[AIM OF THE EXERCISE]: How many lines in the records below contain the word "개인정보보호법"? Give only the number.

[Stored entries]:

·····

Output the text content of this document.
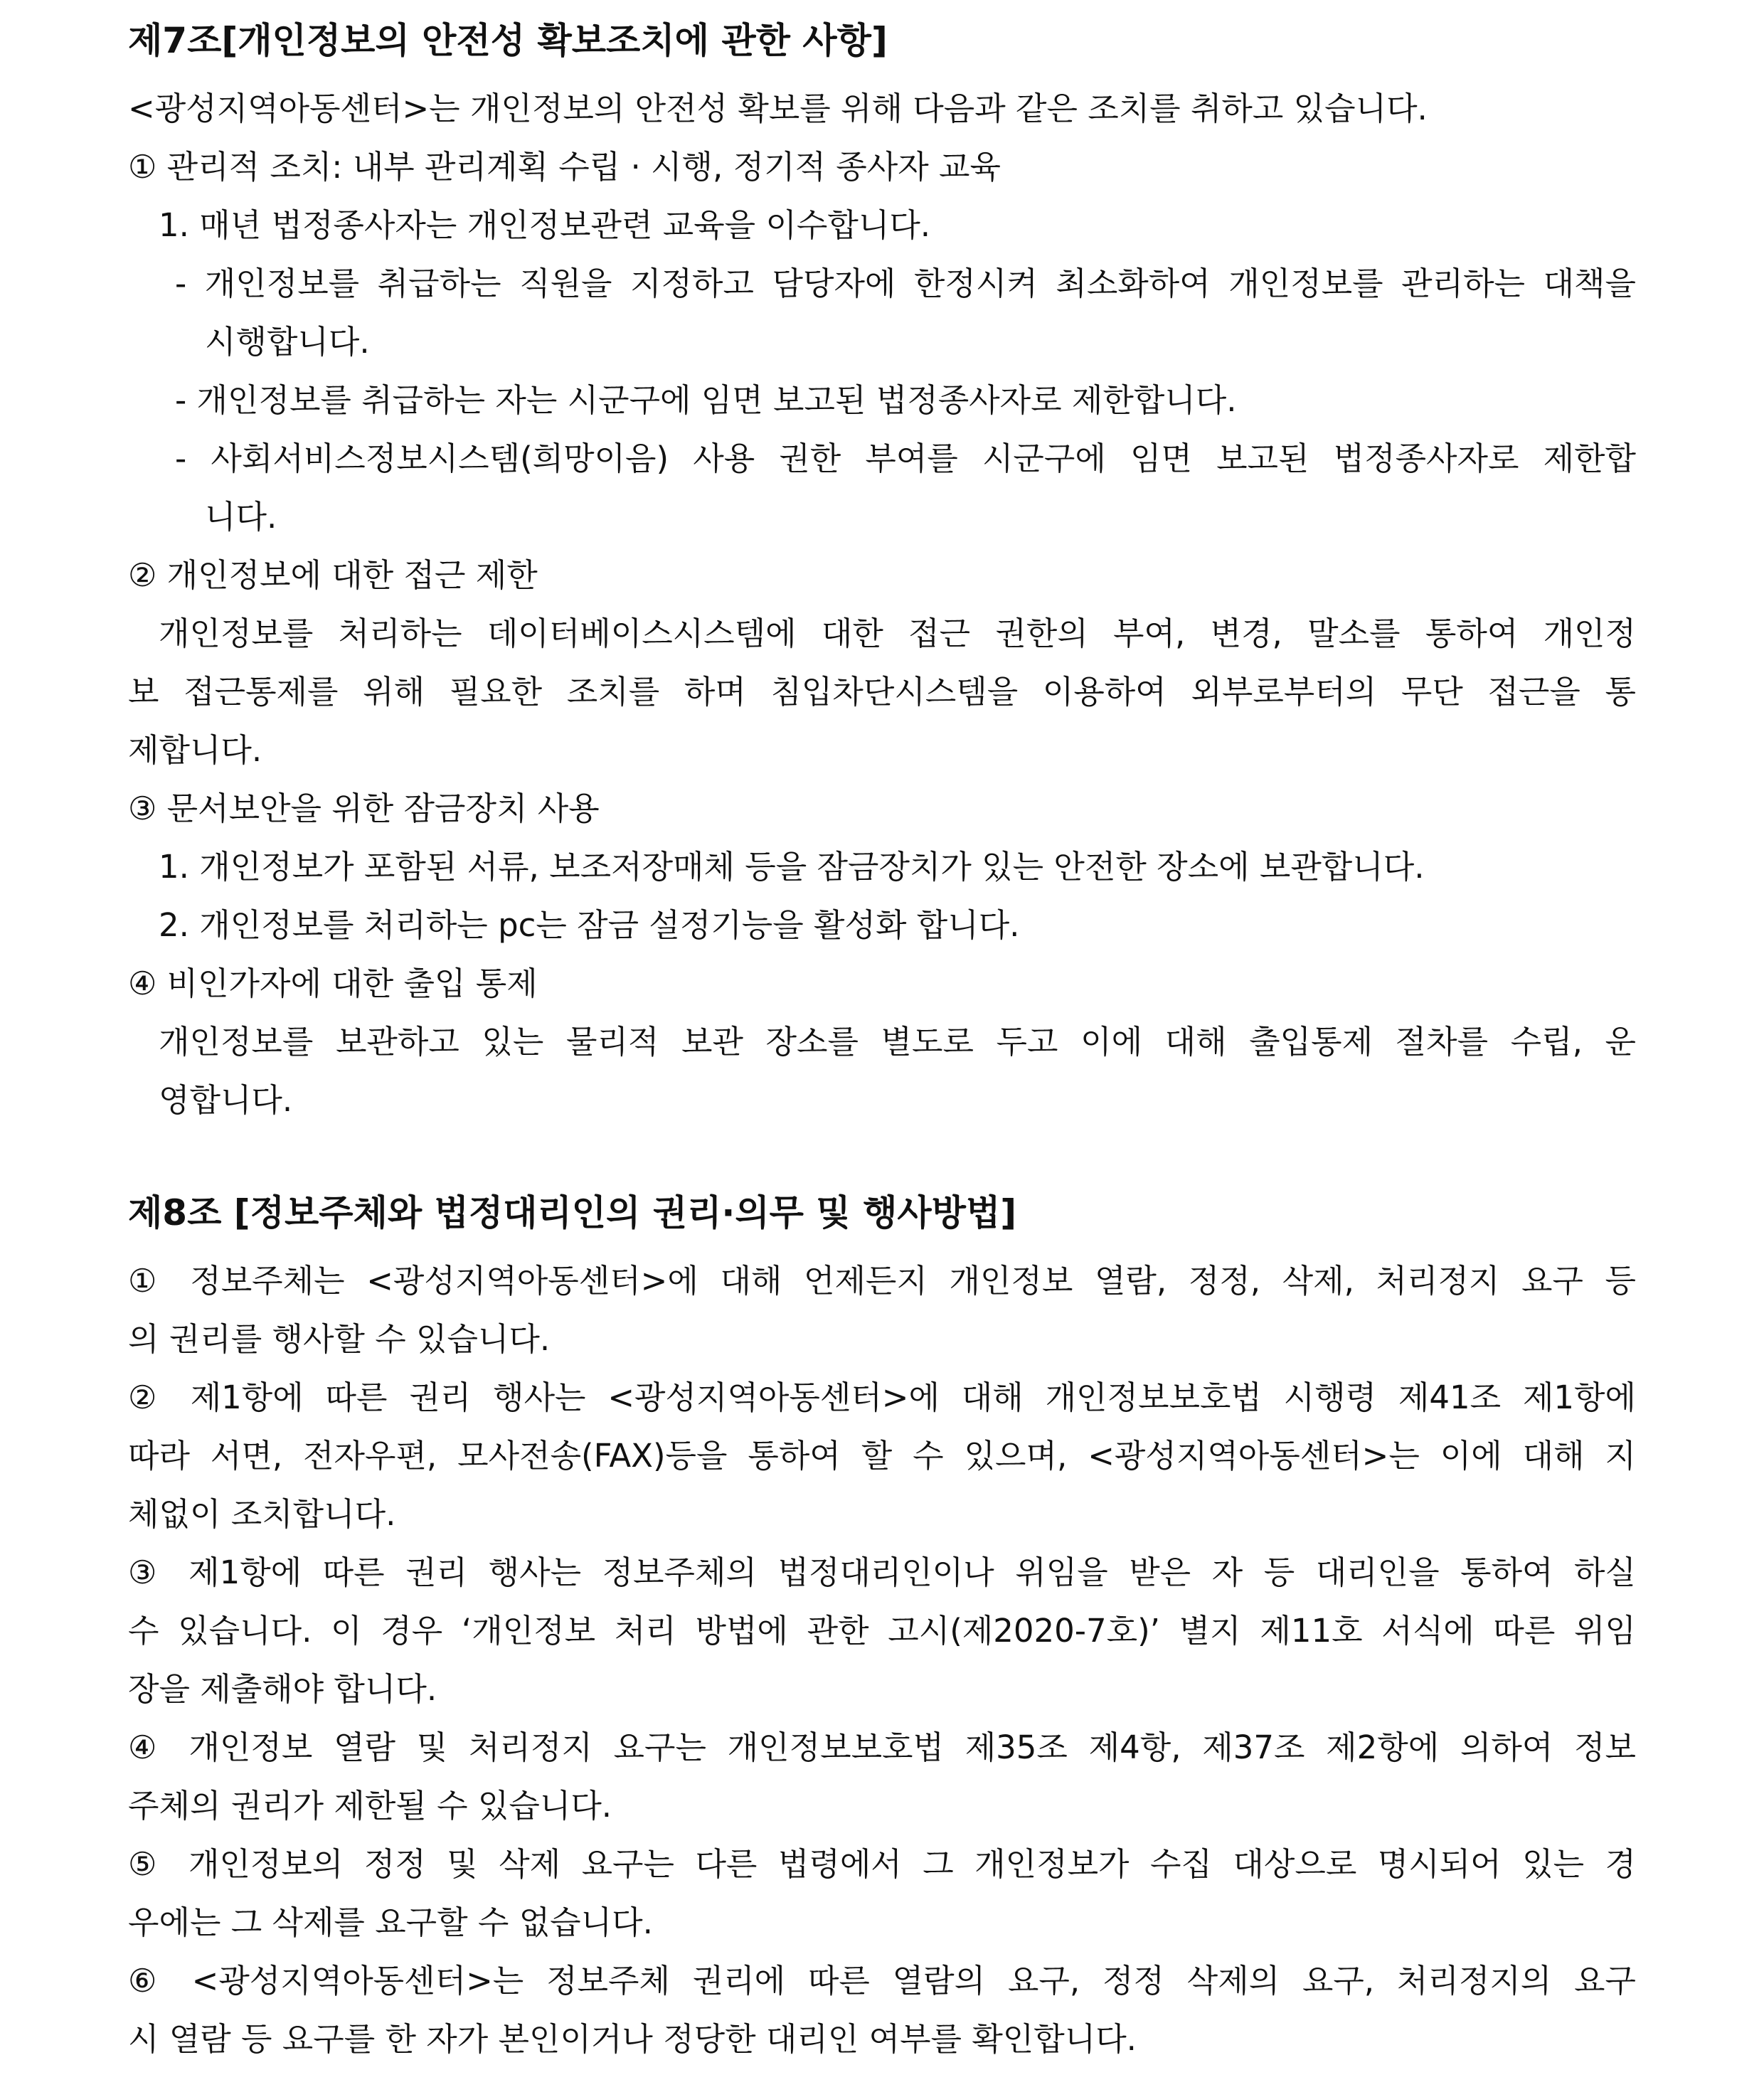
제7조[개인정보의 안전성 확보조치에 관한 사항]
<광성지역아동센터>는 개인정보의 안전성 확보를 위해 다음과 같은 조치를 취하고 있습니다.
① 관리적 조치: 내부 관리계획 수립 · 시행, 정기적 종사자 교육
1. 매년 법정종사자는 개인정보관련 교육을 이수합니다.
- 개인정보를 취급하는 직원을 지정하고 담당자에 한정시켜 최소화하여 개인정보를 관리하는 대책을
시행합니다.
- 개인정보를 취급하는 자는 시군구에 임면 보고된 법정종사자로 제한합니다.
- 사회서비스정보시스템(희망이음) 사용 권한 부여를 시군구에 임면 보고된 법정종사자로 제한합
니다.
② 개인정보에 대한 접근 제한
개인정보를 처리하는 데이터베이스시스템에 대한 접근 권한의 부여, 변경, 말소를 통하여 개인정
보 접근통제를 위해 필요한 조치를 하며 침입차단시스템을 이용하여 외부로부터의 무단 접근을 통
제합니다.
③ 문서보안을 위한 잠금장치 사용
1. 개인정보가 포함된 서류, 보조저장매체 등을 잠금장치가 있는 안전한 장소에 보관합니다.
2. 개인정보를 처리하는 pc는 잠금 설정기능을 활성화 합니다.
④ 비인가자에 대한 출입 통제
개인정보를 보관하고 있는 물리적 보관 장소를 별도로 두고 이에 대해 출입통제 절차를 수립, 운
영합니다.
제8조 [정보주체와 법정대리인의 권리·의무 및 행사방법]
① 정보주체는 <광성지역아동센터>에 대해 언제든지 개인정보 열람, 정정, 삭제, 처리정지 요구 등
의 권리를 행사할 수 있습니다.
② 제1항에 따른 권리 행사는 <광성지역아동센터>에 대해 개인정보보호법 시행령 제41조 제1항에
따라 서면, 전자우편, 모사전송(FAX)등을 통하여 할 수 있으며, <광성지역아동센터>는 이에 대해 지
체없이 조치합니다.
③ 제1항에 따른 권리 행사는 정보주체의 법정대리인이나 위임을 받은 자 등 대리인을 통하여 하실
수 있습니다. 이 경우 ‘개인정보 처리 방법에 관한 고시(제2020-7호)’ 별지 제11호 서식에 따른 위임
장을 제출해야 합니다.
④ 개인정보 열람 및 처리정지 요구는 개인정보보호법 제35조 제4항, 제37조 제2항에 의하여 정보
주체의 권리가 제한될 수 있습니다.
⑤ 개인정보의 정정 및 삭제 요구는 다른 법령에서 그 개인정보가 수집 대상으로 명시되어 있는 경
우에는 그 삭제를 요구할 수 없습니다.
⑥ <광성지역아동센터>는 정보주체 권리에 따른 열람의 요구, 정정 삭제의 요구, 처리정지의 요구
시 열람 등 요구를 한 자가 본인이거나 정당한 대리인 여부를 확인합니다.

·····

[SOLUTION]: 2